WORK TO BE COMPLETED:
Count every line that has "processes" in it and give the total, nothing more.

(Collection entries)
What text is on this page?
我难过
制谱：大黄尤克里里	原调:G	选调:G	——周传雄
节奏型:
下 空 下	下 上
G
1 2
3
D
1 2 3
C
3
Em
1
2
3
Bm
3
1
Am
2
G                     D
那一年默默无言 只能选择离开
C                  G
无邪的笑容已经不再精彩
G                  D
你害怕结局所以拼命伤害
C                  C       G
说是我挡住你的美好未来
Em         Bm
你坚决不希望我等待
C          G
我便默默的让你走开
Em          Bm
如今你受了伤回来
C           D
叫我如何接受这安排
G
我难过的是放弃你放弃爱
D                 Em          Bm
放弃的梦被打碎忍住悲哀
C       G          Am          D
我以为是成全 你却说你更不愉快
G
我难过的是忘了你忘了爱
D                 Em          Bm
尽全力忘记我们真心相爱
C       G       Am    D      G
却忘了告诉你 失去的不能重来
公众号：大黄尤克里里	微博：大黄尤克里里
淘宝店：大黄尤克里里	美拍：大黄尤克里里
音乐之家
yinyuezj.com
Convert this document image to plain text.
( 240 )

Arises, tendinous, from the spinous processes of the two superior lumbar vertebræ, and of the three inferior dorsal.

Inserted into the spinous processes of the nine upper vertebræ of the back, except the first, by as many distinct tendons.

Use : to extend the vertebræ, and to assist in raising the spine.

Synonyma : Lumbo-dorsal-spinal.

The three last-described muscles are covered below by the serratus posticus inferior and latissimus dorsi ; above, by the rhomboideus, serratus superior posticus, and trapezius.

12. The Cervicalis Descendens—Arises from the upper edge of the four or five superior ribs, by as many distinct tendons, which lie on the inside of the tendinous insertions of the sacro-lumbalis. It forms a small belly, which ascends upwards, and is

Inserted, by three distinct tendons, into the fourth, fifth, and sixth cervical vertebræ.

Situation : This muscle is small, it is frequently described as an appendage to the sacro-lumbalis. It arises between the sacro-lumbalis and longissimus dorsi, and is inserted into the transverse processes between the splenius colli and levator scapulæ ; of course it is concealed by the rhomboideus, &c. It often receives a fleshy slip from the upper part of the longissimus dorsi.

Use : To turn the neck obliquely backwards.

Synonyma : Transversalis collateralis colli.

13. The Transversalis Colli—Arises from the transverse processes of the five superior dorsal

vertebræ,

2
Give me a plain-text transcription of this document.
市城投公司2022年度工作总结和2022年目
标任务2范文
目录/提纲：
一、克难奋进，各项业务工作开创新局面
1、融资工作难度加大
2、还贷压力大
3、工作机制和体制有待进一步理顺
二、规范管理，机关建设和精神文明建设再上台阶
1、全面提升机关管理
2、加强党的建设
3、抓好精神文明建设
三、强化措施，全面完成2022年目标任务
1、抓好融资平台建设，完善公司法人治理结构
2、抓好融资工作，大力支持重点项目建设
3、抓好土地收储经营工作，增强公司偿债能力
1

TASK RESPONSE:
4